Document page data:

-- Opening Marker --

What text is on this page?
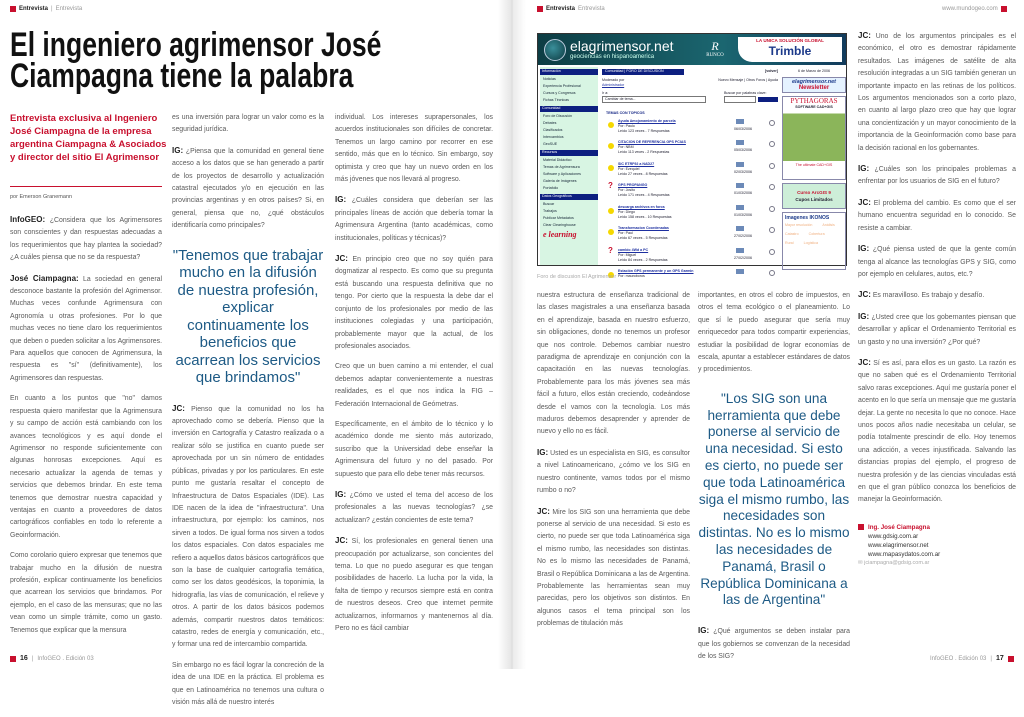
Entrevista | Entrevista
El ingeniero agrimensor José
Ciampagna tiene la palabra
Entrevista exclusiva al Ingeniero José Ciampagna de la empresa argentina Ciampagna & Asociados y director del sitio El Agrimensor
por Emerson Granemann

InfoGEO: ¿Considera que los Agrimensores son conscientes y dan respuestas adecuadas a los requerimientos que hay plantea la sociedad? ¿A cuáles piensa que no se da respuesta?

José Ciampagna: La sociedad en general desconoce bastante la profesión del Agrimensor. Muchas veces confunde Agrimensura con Agronomía u otras profesiones. Por lo que muchas veces no tiene claro los requerimientos que deben o pueden solicitar a los Agrimensores. Para aquellos que conocen de Agrimensura, la respuesta es "sí" (definitivamente), los Agrimensores dan respuestas.

En cuanto a los puntos que "no" damos respuesta quiero manifestar que la Agrimensura y su campo de acción está cambiando con los avances tecnológicos y es aquí donde el Agrimensor no responde suficientemente con algunas honrosas excepciones. Aquí es necesario actualizar la agenda de temas y servicios que debemos brindar. En este tema tenemos que demostrar nuestra capacidad y ventajas en cuanto a proveedores de datos cartográficos confiables en todo lo referente a Geoinformación.

Como corolario quiero expresar que tenemos que trabajar mucho en la difusión de nuestra profesión, explicar continuamente los beneficios que acarrean los servicios que brindamos. Por ejemplo, en el caso de las mensuras; que no las vean como un simple trámite, como un gasto. Tenemos que explicar que la mensura

es una inversión para lograr un valor como es la seguridad jurídica.

IG: ¿Piensa que la comunidad en general tiene acceso a los datos que se han generado a partir de los proyectos de desarrollo y actualización catastral ejecutados y/o en ejecución en las provincias argentinas y en otros países? Si, en general, piensa que no, ¿qué obstáculos identificaría como principales?

"Tenemos que trabajar mucho en la difusión de nuestra profesión, explicar continuamente los beneficios que acarrean los servicios que brindamos"

JC: Pienso que la comunidad no los ha aprovechado como se debería. Pienso que la inversión en Cartografía y Catastro realizada o a realizar sólo se justifica en cuanto puede ser aprovechada por un sin número de entidades públicas, privadas y por los particulares. En este punto me gustaría resaltar el concepto de Infraestructura de Datos Espaciales (IDE). Las IDE nacen de la idea de "infraestructura". Una infraestructura, por ejemplo: los caminos, nos sirven a todos. De igual forma nos sirven a todos los datos espaciales. Con datos espaciales me refiero a aquellos datos básicos cartográficos que son la base de cualquier cartografía temática, como ser los datos geodésicos, la toponimia, la hidrografía, las vías de comunicación, el relieve y otros. A partir de los datos básicos podemos además, compartir nuestros datos temáticos: catastro, redes de energía y comunicación, etc., y formar una red de intercambio compartida.

Sin embargo no es fácil lograr la concreción de la idea de una IDE en la práctica. El problema es que en Latinoamérica no tenemos una cultura o visión más allá de nuestro interés

individual. Los intereses suprapersonales, los acuerdos institucionales son difíciles de concretar. Tenemos un largo camino por recorrer en ese sentido, más que en lo técnico. Sin embargo, soy optimista y creo que hay un nuevo orden en los más jóvenes que nos llevará al progreso.

IG: ¿Cuáles considera que deberían ser las principales líneas de acción que debería tomar la Agrimensura Argentina (tanto académicas, como institucionales, políticas y técnicas)?

JC: En principio creo que no soy quién para dogmatizar al respecto. Es como que su pregunta está buscando una respuesta definitiva que no tengo. Por cierto que la respuesta la debe dar el conjunto de los profesionales por medio de las instituciones colegiadas y una participación, probablemente mayor que la actual, de los profesionales asociados.

Creo que un buen camino a mi entender, el cual debemos adaptar convenientemente a nuestras realidades, es el que nos indica la FIG – Federación Internacional de Geómetras.

Específicamente, en el ámbito de lo técnico y lo académico donde me siento más autorizado, suscribo que la Universidad debe enseñar la Agrimensura del futuro y no del pasado. Por supuesto que para ello debe tener más recursos.

IG: ¿Cómo ve usted el tema del acceso de los profesionales a las nuevas tecnologías? ¿se actualizan? ¿están concientes de este tema?

JC: Sí, los profesionales en general tienen una preocupación por actualizarse, son concientes del tema. Lo que no puedo asegurar es que tengan posibilidades de hacerlo. La lucha por la vida, la falta de tiempo y recursos siempre está en contra de nuestros deseos. Creo que internet permite actualizarnos, informarnos y mantenernos al día. Pero no es fácil cambiar

16 | InfoGEO . Edición 03
Entrevista Entrevista	www.mundogeo.com
elagrimensor.net
geociencias en hispanoamerica
R
RUNCO
LA UNICA SOLUCIÓN GLOBAL
Trimble
Información
Noticias
Experiencia Profesional
Cursos y Congresos
Fichas Técnicas
Comunidad
Foro de Discusión
Debates
Clasificados
Intercambios
GeoSUE
Recursos
Material Didáctico
Temas de Agrimensura
Software y Aplicaciones
Galería de Imágenes
Portafolio
Datos Geográficos
Buscar
Trabajos
Publicar Metadatos
Clear Clearinghouse
e learning
Comunidad | FORO DE DISCUSION	[volver]
Moderado por
Administrador
Nuevo Mensaje | Otros Foros | Ayuda
Ir a:
Cambiar de tema...
Buscar por palabras clave:
TEMAS CON TOPICOS
Ayuda Amojonamiento de parcela
Por: Paulo
Leído 123 veces - 7 Respuestas	06/03/2006
CITACION DE REFERENCIA GPS PCIAS
Por: NBM
Leído 113 veces - 2 Respuestas	05/03/2006
SIC ETRF92 a NAD27
Por: Ezequiel
Leído 27 veces - 8 Respuestas	02/03/2006
?	GPS PROPANGO
Por: Josito
Leído 171 veces - 4 Respuestas	01/03/2006
descarga archivos en foros
Por: Diego
Leído 158 veces - 10 Respuestas	01/03/2006
Transformacion Coordenadas
Por: Paul
Leído 67 veces - 5 Respuestas	27/02/2006
?	cambio 4Wd a PC
Por: Miguel
Leído 84 veces - 2 Respuestas	27/02/2006
Estación GPS permanente y un GPS Garmin
Por: mauroboros
6 de Marzo de 2006
elagrimensor.net
Newsletter
PYTHAGORAS
SOFTWARE CAD+GIS
The ultimate CAD+GIS
Curso ArcGIS 9
Cupos Limitados
Imagenes IKONOS
Mayor resolución	Análisis
Catastro	Cobertura
Rural	Logística
Foro de discusion El Agrimensor

nuestra estructura de enseñanza tradicional de las clases magistrales a una enseñanza basada en el aprendizaje, basada en nuestro esfuerzo, sin obligaciones, donde no tenemos un profesor que nos controle. Debemos cambiar nuestro paradigma de aprendizaje en conjunción con la capacitación en las nuevas tecnologías. Probablemente para los más jóvenes sea más fácil a futuro, ellos están creciendo, codeándose desde el vamos con la tecnología. Los más maduros debemos desaprender y aprender de nuevo y ello no es fácil.

IG: Usted es un especialista en SIG, es consultor a nivel Latinoamericano, ¿cómo ve los SIG en nuestro continente, vamos todos por el mismo rumbo o no?

JC: Mire los SIG son una herramienta que debe ponerse al servicio de una necesidad. Si esto es cierto, no puede ser que toda Latinoamérica siga el mismo rumbo, las necesidades son distintas. No es lo mismo las necesidades de Panamá, Brasil o República Dominicana a las de Argentina. Probablemente las herramientas sean muy parecidas, pero los objetivos son distintos. En algunos casos el tema principal son los problemas de titulación más

importantes, en otros el cobro de impuestos, en otros el tema ecológico o el planeamiento. Lo que sí le puedo asegurar que sería muy enriquecedor para todos compartir experiencias, estudiar la posibilidad de lograr economías de escala, apuntar a establecer estándares de datos y procedimientos.

"Los SIG son una herramienta que debe ponerse al servicio de una necesidad. Si esto es cierto, no puede ser que toda Latinoamérica siga el mismo rumbo, las necesidades son distintas. No es lo mismo las necesidades de Panamá, Brasil o República Dominicana a las de Argentina"

IG: ¿Qué argumentos se deben instalar para que los gobiernos se convenzan de la necesidad de los SIG?

JC: Uno de los argumentos principales es el económico, el otro es demostrar rápidamente resultados. Las imágenes de satélite de alta resolución integradas a un SIG también generan un importante impacto en las retinas de los políticos. Los argumentos mencionados son a corto plazo, en cuanto al largo plazo creo que hay que lograr una concientización y un mayor conocimiento de la importancia de la Geoinformación como base para la decisión racional en los gobernantes.

IG: ¿Cuáles son los principales problemas a enfrentar por los usuarios de SIG en el futuro?

JC: El problema del cambio. Es como que el ser humano encuentra seguridad en lo conocido. Se resiste a cambiar.

IG: ¿Qué piensa usted de que la gente común tenga al alcance las tecnologías GPS y SIG, como por ejemplo en celulares, autos, etc.?

JC: Es maravilloso. Es trabajo y desafío.

IG: ¿Usted cree que los gobernantes piensan que desarrollar y aplicar el Ordenamiento Territorial es un gasto y no una inversión? ¿Por qué?

JC: Sí es así, para ellos es un gasto. La razón es que no saben qué es el Ordenamiento Territorial salvo raras excepciones. Aquí me gustaría poner el acento en lo que sería un mensaje que me gustaría dejar. La gente no necesita lo que no conoce. Hace unos pocos años nadie necesitaba un celular, se podía totalmente prescindir de ello. Hoy tenemos una adicción, a veces injustificada. Salvando las distancias propias del ejemplo, el progreso de nuestra profesión y de las ciencias vinculadas está en que el gran público conozca los beneficios de manejar la Geoinformación.

Ing. José Ciampagna
www.gdsig.com.ar
www.elagrimensor.net
www.mapasydatos.com.ar
✉ jciampagna@gdsig.com.ar
InfoGEO . Edición 03 | 17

-- Closing Marker --

_TASK DIRECTIONS_
What lines of the data include the word "embargo"? Copy each of them.

_OUTPUT FOR THIS TASK_
Sin embargo no es fácil lograr la concreción de la idea de una IDE en la práctica. El problema es que en Latinoamérica no tenemos una cultura o visión más allá de nuestro interés
individual. Los intereses suprapersonales, los acuerdos institucionales son difíciles de concretar. Tenemos un largo camino por recorrer en ese sentido, más que en lo técnico. Sin embargo, soy optimista y creo que hay un nuevo orden en los más jóvenes que nos llevará al progreso.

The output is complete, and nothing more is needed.